[GIVEN PROBLEM] Examine each line of the data. Copy those that contain the string "World".

[DATA SHOWN]
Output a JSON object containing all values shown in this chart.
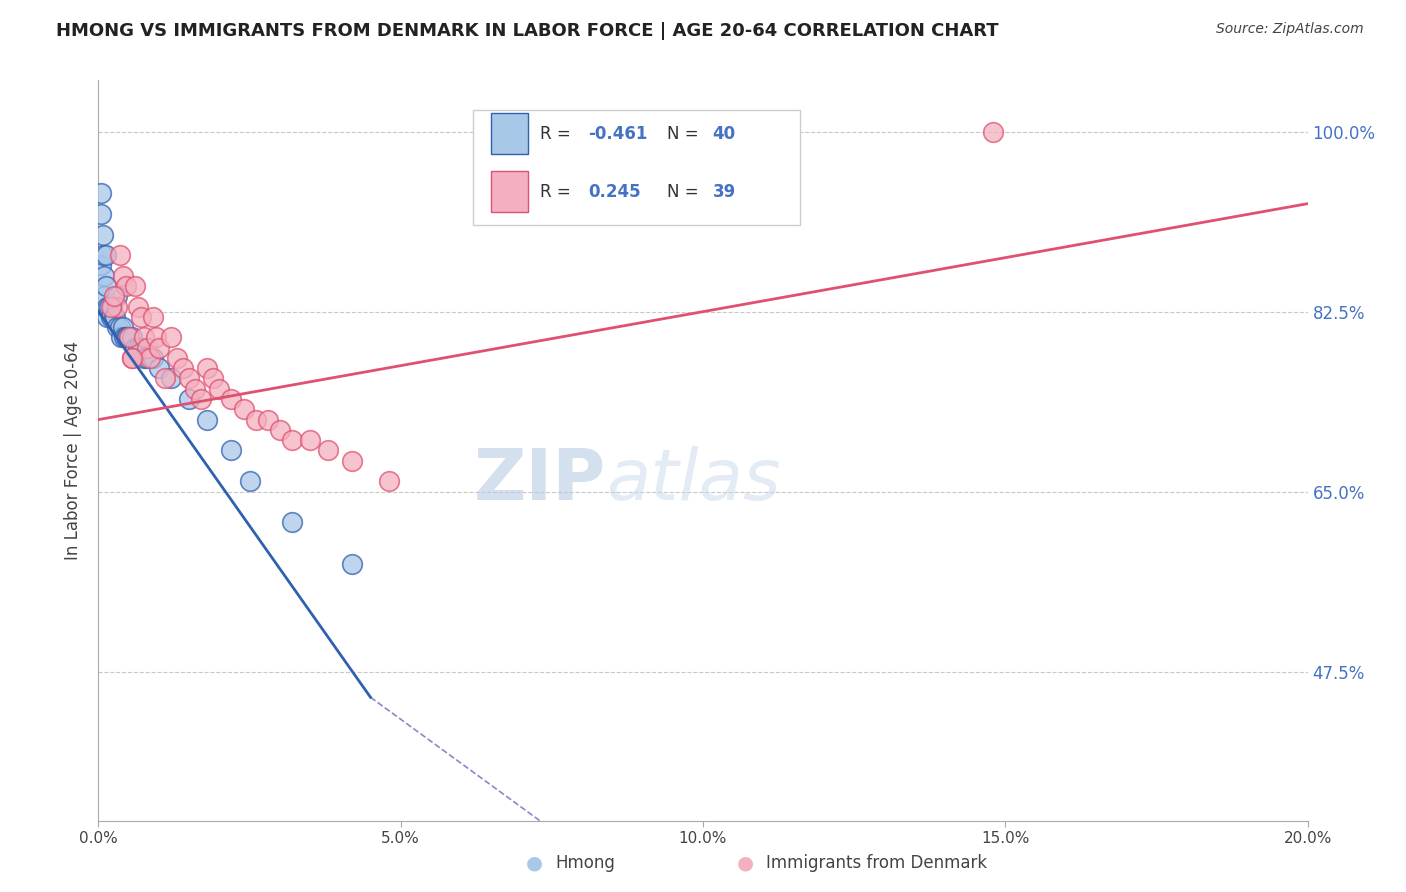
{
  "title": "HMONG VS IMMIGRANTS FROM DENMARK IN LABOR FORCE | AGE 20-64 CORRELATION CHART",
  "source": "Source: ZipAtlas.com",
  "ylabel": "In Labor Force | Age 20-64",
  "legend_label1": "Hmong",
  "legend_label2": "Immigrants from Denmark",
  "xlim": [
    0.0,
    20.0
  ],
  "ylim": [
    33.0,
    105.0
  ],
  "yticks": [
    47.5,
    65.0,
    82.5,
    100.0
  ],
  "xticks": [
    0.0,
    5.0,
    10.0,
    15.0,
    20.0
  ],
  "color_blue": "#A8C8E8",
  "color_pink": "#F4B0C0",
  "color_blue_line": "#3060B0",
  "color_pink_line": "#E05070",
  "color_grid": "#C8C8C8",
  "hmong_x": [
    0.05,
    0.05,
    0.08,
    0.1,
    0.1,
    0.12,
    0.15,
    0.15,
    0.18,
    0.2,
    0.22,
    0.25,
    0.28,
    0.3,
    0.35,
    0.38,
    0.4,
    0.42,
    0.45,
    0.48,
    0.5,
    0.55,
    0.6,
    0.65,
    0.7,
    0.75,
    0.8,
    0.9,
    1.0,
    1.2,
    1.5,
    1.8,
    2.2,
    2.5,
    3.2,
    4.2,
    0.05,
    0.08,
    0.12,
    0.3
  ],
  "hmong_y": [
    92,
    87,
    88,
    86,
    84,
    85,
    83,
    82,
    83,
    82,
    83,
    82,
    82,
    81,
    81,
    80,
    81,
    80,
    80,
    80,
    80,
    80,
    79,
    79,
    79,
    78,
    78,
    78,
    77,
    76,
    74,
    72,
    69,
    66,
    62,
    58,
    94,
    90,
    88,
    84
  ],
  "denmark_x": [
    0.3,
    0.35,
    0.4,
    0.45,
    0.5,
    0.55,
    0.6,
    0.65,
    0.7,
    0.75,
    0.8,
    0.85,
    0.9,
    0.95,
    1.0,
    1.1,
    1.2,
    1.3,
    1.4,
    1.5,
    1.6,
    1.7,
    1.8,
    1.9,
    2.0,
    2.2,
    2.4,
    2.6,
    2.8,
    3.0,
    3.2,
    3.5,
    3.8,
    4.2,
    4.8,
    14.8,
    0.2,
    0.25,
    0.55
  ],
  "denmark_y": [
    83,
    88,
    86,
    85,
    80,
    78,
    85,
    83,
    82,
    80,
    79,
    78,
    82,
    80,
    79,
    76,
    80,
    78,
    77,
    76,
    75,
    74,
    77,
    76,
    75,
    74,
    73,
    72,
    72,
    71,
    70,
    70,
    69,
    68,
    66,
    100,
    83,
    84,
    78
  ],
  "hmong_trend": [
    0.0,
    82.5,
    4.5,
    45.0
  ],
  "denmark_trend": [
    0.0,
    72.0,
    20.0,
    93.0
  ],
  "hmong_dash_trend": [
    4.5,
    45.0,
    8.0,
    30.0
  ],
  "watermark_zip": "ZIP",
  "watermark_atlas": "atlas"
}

--

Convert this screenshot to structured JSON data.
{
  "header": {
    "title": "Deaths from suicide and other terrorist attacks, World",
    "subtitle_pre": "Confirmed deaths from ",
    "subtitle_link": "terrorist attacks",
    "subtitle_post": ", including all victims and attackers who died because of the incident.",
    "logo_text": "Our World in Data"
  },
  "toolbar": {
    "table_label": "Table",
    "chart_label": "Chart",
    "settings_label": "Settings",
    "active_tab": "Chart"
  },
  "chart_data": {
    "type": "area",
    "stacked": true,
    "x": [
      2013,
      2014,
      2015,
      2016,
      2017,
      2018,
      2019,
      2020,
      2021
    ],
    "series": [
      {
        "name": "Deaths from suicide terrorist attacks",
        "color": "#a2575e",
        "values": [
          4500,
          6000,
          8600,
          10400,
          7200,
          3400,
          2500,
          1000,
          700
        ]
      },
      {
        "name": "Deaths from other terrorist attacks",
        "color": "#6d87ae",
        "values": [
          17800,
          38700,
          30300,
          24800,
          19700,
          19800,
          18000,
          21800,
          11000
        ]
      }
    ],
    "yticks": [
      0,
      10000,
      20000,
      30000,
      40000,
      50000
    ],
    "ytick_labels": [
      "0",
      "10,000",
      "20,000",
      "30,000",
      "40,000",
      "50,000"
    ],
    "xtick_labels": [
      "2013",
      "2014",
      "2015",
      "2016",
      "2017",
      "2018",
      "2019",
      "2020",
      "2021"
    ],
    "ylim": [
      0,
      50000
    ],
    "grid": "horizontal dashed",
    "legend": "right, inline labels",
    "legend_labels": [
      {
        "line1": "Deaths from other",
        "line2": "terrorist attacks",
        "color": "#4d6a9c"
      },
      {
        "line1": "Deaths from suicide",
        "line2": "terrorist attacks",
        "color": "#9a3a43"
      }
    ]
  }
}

[ANSWER FOR THE TASK]
    "title": "Deaths from suicide and other terrorist attacks, World",
    "logo_text": "Our World in Data"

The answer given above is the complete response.